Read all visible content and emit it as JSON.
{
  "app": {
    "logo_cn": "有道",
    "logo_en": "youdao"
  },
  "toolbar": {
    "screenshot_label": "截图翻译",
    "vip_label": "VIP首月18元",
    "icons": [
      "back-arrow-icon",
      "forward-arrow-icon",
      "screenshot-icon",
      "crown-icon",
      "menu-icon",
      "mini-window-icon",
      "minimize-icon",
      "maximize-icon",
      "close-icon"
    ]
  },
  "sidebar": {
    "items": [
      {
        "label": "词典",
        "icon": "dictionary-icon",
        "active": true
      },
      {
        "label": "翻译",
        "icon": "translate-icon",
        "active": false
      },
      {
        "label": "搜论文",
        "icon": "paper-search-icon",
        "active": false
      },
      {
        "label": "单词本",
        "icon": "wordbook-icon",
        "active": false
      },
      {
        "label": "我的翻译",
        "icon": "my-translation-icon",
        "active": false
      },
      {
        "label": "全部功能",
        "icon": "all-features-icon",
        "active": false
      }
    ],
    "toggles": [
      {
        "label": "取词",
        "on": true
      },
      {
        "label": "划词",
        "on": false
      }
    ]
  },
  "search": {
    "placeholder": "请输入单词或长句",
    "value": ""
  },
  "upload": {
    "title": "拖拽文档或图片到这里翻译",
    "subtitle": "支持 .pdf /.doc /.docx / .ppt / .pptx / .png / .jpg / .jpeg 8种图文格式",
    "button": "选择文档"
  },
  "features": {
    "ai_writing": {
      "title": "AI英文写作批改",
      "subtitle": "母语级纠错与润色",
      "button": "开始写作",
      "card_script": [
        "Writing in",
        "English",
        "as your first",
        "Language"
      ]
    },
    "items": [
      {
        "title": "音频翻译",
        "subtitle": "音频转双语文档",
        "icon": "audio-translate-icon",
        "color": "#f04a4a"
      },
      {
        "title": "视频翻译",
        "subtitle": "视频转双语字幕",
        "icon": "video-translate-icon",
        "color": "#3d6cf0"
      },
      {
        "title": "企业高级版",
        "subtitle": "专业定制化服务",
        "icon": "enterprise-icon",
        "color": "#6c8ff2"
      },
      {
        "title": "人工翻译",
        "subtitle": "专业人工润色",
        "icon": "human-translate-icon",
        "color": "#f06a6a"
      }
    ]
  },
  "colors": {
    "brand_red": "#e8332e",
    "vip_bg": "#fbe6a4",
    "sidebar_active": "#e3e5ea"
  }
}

*Short problem*. Repeat the listing above without any change.

*Solution to the problem*.
Read all visible content and emit it as JSON.
{
  "app": {
    "logo_cn": "有道",
    "logo_en": "youdao"
  },
  "toolbar": {
    "screenshot_label": "截图翻译",
    "vip_label": "VIP首月18元",
    "icons": [
      "back-arrow-icon",
      "forward-arrow-icon",
      "screenshot-icon",
      "crown-icon",
      "menu-icon",
      "mini-window-icon",
      "minimize-icon",
      "maximize-icon",
      "close-icon"
    ]
  },
  "sidebar": {
    "items": [
      {
        "label": "词典",
        "icon": "dictionary-icon",
        "active": true
      },
      {
        "label": "翻译",
        "icon": "translate-icon",
        "active": false
      },
      {
        "label": "搜论文",
        "icon": "paper-search-icon",
        "active": false
      },
      {
        "label": "单词本",
        "icon": "wordbook-icon",
        "active": false
      },
      {
        "label": "我的翻译",
        "icon": "my-translation-icon",
        "active": false
      },
      {
        "label": "全部功能",
        "icon": "all-features-icon",
        "active": false
      }
    ],
    "toggles": [
      {
        "label": "取词",
        "on": true
      },
      {
        "label": "划词",
        "on": false
      }
    ]
  },
  "search": {
    "placeholder": "请输入单词或长句",
    "value": ""
  },
  "upload": {
    "title": "拖拽文档或图片到这里翻译",
    "subtitle": "支持 .pdf /.doc /.docx / .ppt / .pptx / .png / .jpg / .jpeg 8种图文格式",
    "button": "选择文档"
  },
  "features": {
    "ai_writing": {
      "title": "AI英文写作批改",
      "subtitle": "母语级纠错与润色",
      "button": "开始写作",
      "card_script": [
        "Writing in",
        "English",
        "as your first",
        "Language"
      ]
    },
    "items": [
      {
        "title": "音频翻译",
        "subtitle": "音频转双语文档",
        "icon": "audio-translate-icon",
        "color": "#f04a4a"
      },
      {
        "title": "视频翻译",
        "subtitle": "视频转双语字幕",
        "icon": "video-translate-icon",
        "color": "#3d6cf0"
      },
      {
        "title": "企业高级版",
        "subtitle": "专业定制化服务",
        "icon": "enterprise-icon",
        "color": "#6c8ff2"
      },
      {
        "title": "人工翻译",
        "subtitle": "专业人工润色",
        "icon": "human-translate-icon",
        "color": "#f06a6a"
      }
    ]
  },
  "colors": {
    "brand_red": "#e8332e",
    "vip_bg": "#fbe6a4",
    "sidebar_active": "#e3e5ea"
  }
}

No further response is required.